Record set -

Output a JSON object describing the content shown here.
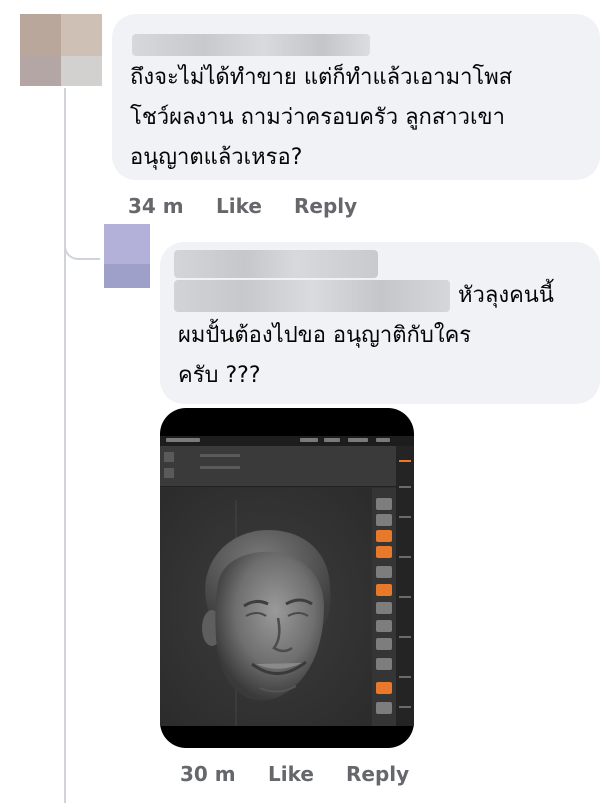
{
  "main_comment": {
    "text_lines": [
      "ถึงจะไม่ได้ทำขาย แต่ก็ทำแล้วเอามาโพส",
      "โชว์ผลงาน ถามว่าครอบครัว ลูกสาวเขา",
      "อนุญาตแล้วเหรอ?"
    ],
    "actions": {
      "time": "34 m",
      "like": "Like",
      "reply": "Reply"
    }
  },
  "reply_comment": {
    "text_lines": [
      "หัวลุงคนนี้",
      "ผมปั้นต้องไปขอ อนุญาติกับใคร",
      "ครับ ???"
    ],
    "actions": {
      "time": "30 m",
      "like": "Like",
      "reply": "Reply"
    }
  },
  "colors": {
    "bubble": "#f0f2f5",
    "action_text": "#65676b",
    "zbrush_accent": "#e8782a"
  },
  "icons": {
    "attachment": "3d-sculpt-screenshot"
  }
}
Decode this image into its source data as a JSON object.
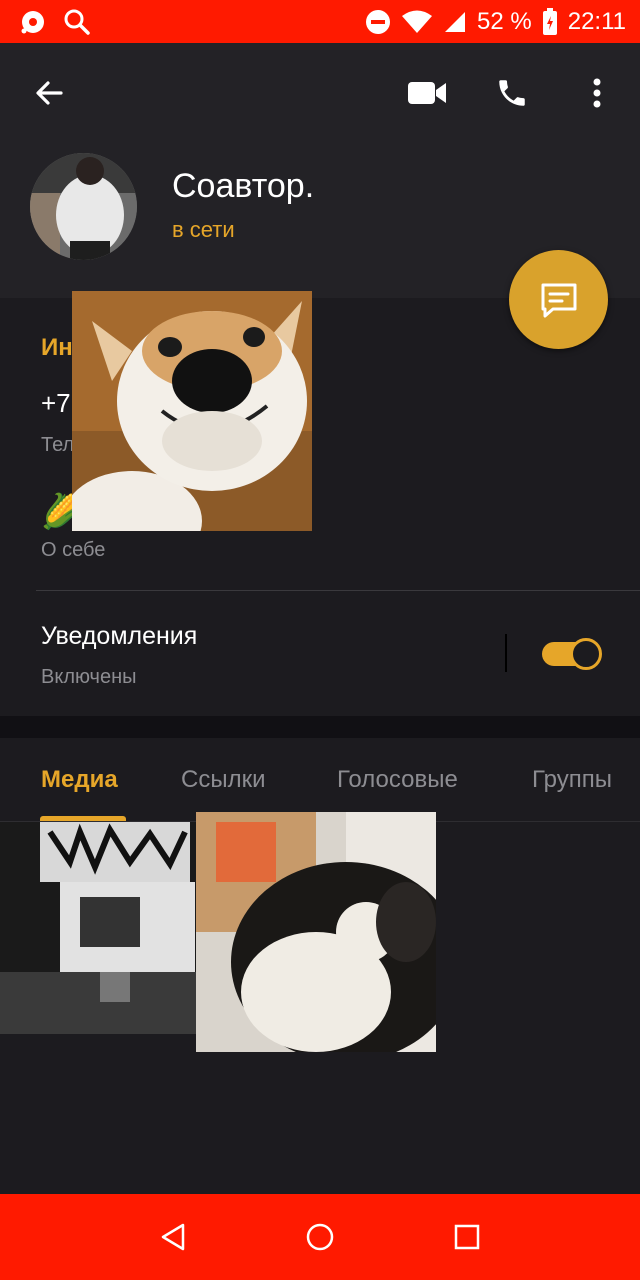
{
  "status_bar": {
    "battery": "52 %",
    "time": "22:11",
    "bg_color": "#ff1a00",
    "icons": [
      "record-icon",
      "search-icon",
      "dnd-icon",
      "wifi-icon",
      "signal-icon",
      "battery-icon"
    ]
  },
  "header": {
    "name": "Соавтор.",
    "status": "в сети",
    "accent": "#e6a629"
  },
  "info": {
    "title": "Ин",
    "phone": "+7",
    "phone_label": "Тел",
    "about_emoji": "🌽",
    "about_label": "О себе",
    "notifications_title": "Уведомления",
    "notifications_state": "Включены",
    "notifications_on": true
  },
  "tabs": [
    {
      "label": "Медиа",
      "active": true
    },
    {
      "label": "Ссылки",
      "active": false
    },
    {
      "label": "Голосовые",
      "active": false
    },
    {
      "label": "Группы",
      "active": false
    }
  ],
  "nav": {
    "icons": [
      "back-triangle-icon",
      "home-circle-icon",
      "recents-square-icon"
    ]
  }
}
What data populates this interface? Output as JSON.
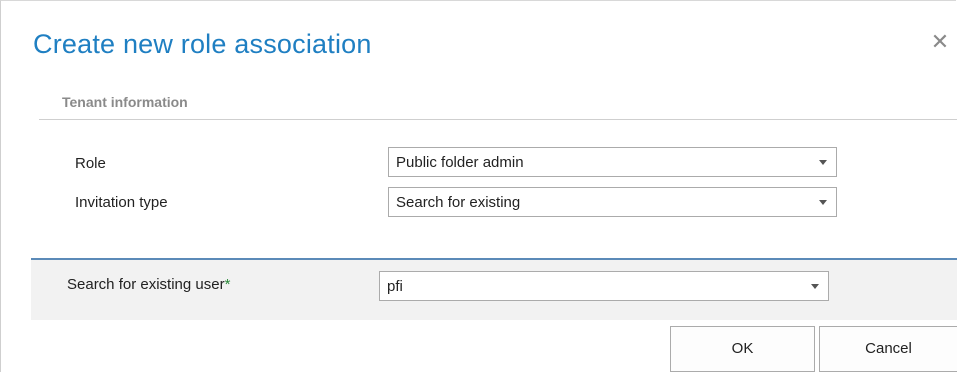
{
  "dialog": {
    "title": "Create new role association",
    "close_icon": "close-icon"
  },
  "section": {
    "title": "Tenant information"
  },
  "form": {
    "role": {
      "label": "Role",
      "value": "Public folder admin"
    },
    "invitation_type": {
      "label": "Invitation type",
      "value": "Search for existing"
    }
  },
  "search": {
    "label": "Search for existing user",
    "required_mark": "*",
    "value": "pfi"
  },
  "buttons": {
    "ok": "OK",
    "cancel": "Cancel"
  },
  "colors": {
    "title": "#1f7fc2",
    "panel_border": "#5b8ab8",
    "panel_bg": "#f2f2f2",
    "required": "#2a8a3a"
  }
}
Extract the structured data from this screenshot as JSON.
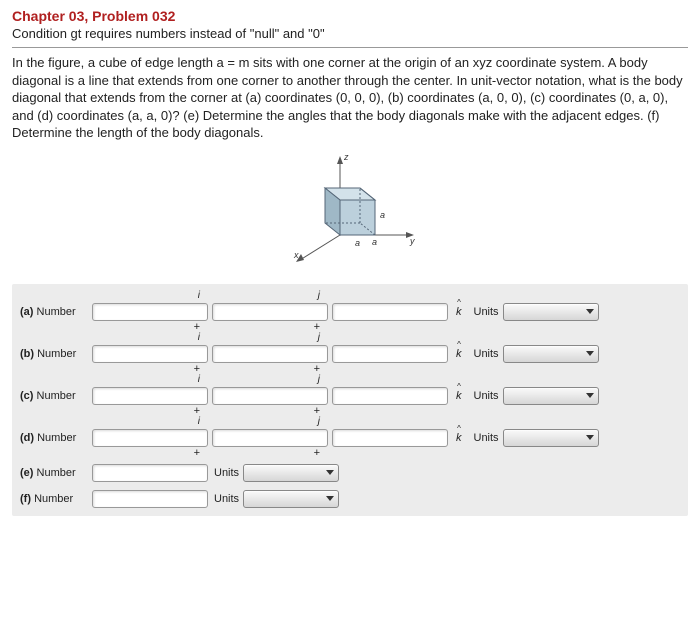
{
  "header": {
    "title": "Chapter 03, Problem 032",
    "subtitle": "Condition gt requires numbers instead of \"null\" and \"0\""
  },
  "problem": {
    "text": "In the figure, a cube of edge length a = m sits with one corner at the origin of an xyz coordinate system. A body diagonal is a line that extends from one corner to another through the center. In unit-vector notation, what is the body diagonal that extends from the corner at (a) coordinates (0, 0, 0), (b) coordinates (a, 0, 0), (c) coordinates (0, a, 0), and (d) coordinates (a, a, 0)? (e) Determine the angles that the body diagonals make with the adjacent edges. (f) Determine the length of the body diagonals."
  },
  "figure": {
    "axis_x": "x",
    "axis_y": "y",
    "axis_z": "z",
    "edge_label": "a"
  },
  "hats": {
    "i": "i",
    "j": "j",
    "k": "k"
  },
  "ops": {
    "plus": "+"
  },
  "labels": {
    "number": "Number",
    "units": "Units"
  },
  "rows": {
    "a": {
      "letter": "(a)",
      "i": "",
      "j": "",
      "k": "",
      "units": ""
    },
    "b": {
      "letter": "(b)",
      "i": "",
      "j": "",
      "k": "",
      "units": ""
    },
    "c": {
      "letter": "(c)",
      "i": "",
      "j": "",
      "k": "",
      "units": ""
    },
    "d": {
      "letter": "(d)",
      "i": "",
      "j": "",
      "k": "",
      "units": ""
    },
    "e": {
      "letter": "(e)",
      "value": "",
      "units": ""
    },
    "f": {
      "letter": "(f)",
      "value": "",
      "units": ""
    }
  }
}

What is needed - Beginning at the line that contains "Extract the structured", retype each line of the data above through the very last one. Do not retype the pictures.

Answer to this exercise -
Extract the structured data from this screenshot as JSON.
{
  "header": {
    "title": "Chapter 03, Problem 032",
    "subtitle": "Condition gt requires numbers instead of \"null\" and \"0\""
  },
  "problem": {
    "text": "In the figure, a cube of edge length a = m sits with one corner at the origin of an xyz coordinate system. A body diagonal is a line that extends from one corner to another through the center. In unit-vector notation, what is the body diagonal that extends from the corner at (a) coordinates (0, 0, 0), (b) coordinates (a, 0, 0), (c) coordinates (0, a, 0), and (d) coordinates (a, a, 0)? (e) Determine the angles that the body diagonals make with the adjacent edges. (f) Determine the length of the body diagonals."
  },
  "figure": {
    "axis_x": "x",
    "axis_y": "y",
    "axis_z": "z",
    "edge_label": "a"
  },
  "hats": {
    "i": "i",
    "j": "j",
    "k": "k"
  },
  "ops": {
    "plus": "+"
  },
  "labels": {
    "number": "Number",
    "units": "Units"
  },
  "rows": {
    "a": {
      "letter": "(a)",
      "i": "",
      "j": "",
      "k": "",
      "units": ""
    },
    "b": {
      "letter": "(b)",
      "i": "",
      "j": "",
      "k": "",
      "units": ""
    },
    "c": {
      "letter": "(c)",
      "i": "",
      "j": "",
      "k": "",
      "units": ""
    },
    "d": {
      "letter": "(d)",
      "i": "",
      "j": "",
      "k": "",
      "units": ""
    },
    "e": {
      "letter": "(e)",
      "value": "",
      "units": ""
    },
    "f": {
      "letter": "(f)",
      "value": "",
      "units": ""
    }
  }
}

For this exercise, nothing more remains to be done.